▸ **WHAT TO DO**
Write the listing below out again exactly, dropping the images.

Collected data entries

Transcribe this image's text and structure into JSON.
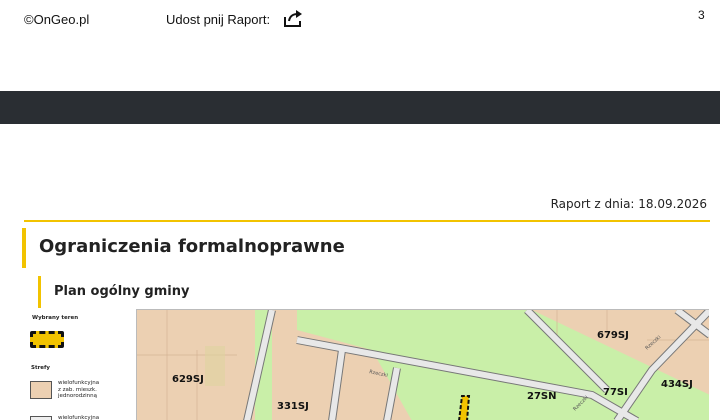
{
  "header": {
    "copyright": "©OnGeo.pl",
    "share_label": "Udost pnij Raport:",
    "share_icon": "share-arrow-icon",
    "page_number": "3"
  },
  "report": {
    "date_label": "Raport z dnia: 18.09.2026"
  },
  "section": {
    "title": "Ograniczenia formalnoprawne",
    "subtitle": "Plan ogólny gminy"
  },
  "legend": {
    "selected_title": "Wybrany teren",
    "zones_title": "Strefy",
    "zone1_line1": "wielofunkcyjna",
    "zone1_line2": "z zab. mieszk.",
    "zone1_line3": "jednorodzinną",
    "zone2_line1": "wielofunkcyjna"
  },
  "map": {
    "zones": {
      "z1": "679SJ",
      "z2": "629SJ",
      "z3": "27SN",
      "z4": "77SI",
      "z5": "434SJ",
      "z6": "331SJ"
    },
    "streets": {
      "s1": "Rzeczki",
      "s2": "Rzeczki",
      "s3": "Rzeczki"
    },
    "colors": {
      "residential": "#ecd0b2",
      "green": "#c9efa8",
      "road": "#e6e6e6",
      "selected": "#f2c300"
    }
  }
}
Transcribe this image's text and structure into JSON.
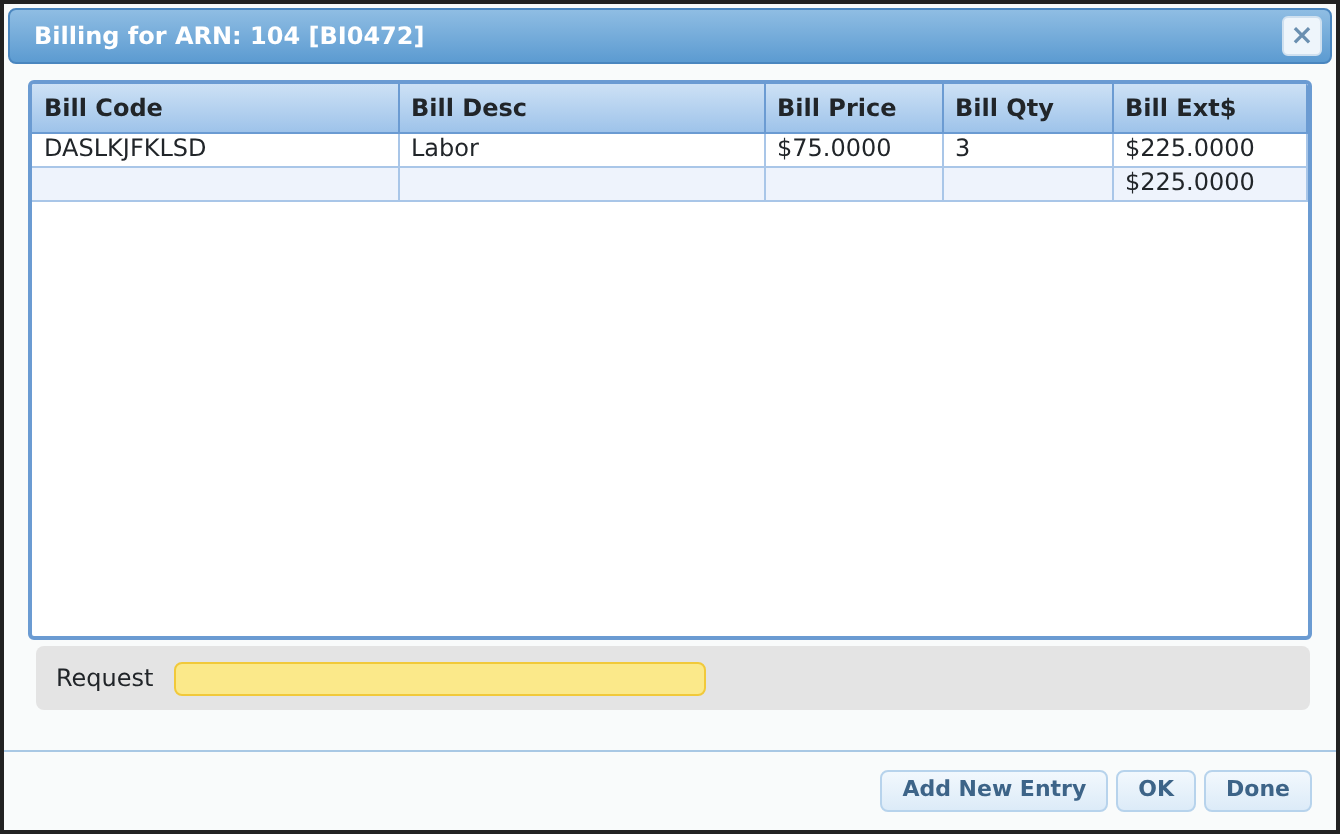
{
  "window": {
    "title": "Billing for ARN: 104 [BI0472]",
    "close": "×"
  },
  "table": {
    "columns": [
      "Bill Code",
      "Bill Desc",
      "Bill Price",
      "Bill Qty",
      "Bill Ext$"
    ],
    "rows": [
      [
        "DASLKJFKLSD",
        "Labor",
        "$75.0000",
        "3",
        "$225.0000"
      ]
    ],
    "total": "$225.0000"
  },
  "request": {
    "label": "Request"
  },
  "buttons": [
    "Add New Entry",
    "OK",
    "Done"
  ]
}
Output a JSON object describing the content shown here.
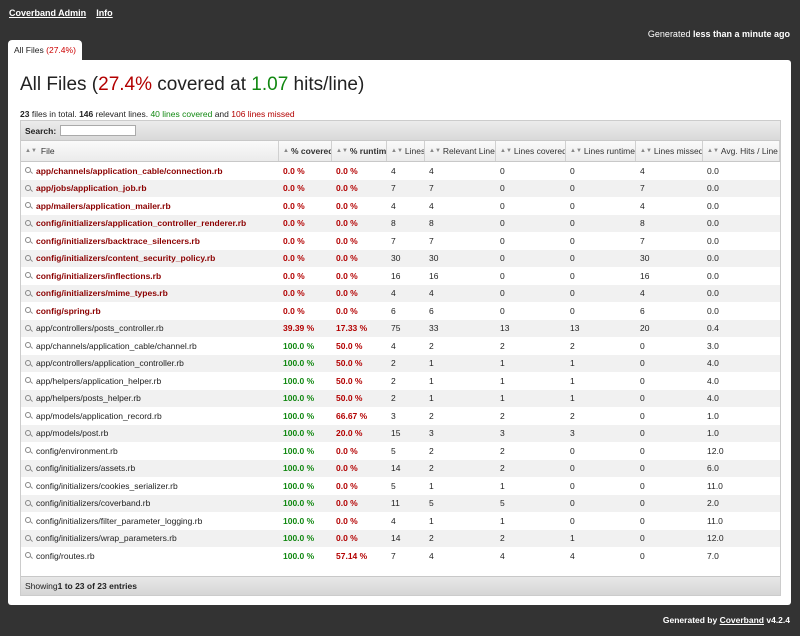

▸ **RESPONSE TO THIS TASK**
Transcribe this image's text and structure into JSON.
{
  "header": {
    "copyright": "©OnGeo.pl",
    "share_label": "Udost pnij Raport:",
    "share_icon": "share-arrow-icon",
    "page_number": "3"
  },
  "report": {
    "date_label": "Raport z dnia: 18.09.2026"
  },
  "section": {
    "title": "Ograniczenia formalnoprawne",
    "subtitle": "Plan ogólny gminy"
  },
  "legend": {
    "selected_title": "Wybrany teren",
    "zones_title": "Strefy",
    "zone1_line1": "wielofunkcyjna",
    "zone1_line2": "z zab. mieszk.",
    "zone1_line3": "jednorodzinną",
    "zone2_line1": "wielofunkcyjna"
  },
  "map": {
    "zones": {
      "z1": "679SJ",
      "z2": "629SJ",
      "z3": "27SN",
      "z4": "77SI",
      "z5": "434SJ",
      "z6": "331SJ"
    },
    "streets": {
      "s1": "Rzeczki",
      "s2": "Rzeczki",
      "s3": "Rzeczki"
    },
    "colors": {
      "residential": "#ecd0b2",
      "green": "#c9efa8",
      "road": "#e6e6e6",
      "selected": "#f2c300"
    }
  }
}
Transcribe this image's text and structure into JSON.
{
  "window": {
    "title": "Billing for ARN: 104 [BI0472]",
    "close": "×"
  },
  "table": {
    "columns": [
      "Bill Code",
      "Bill Desc",
      "Bill Price",
      "Bill Qty",
      "Bill Ext$"
    ],
    "rows": [
      [
        "DASLKJFKLSD",
        "Labor",
        "$75.0000",
        "3",
        "$225.0000"
      ]
    ],
    "total": "$225.0000"
  },
  "request": {
    "label": "Request"
  },
  "buttons": [
    "Add New Entry",
    "OK",
    "Done"
  ]
}
Output a JSON object describing the content shown here.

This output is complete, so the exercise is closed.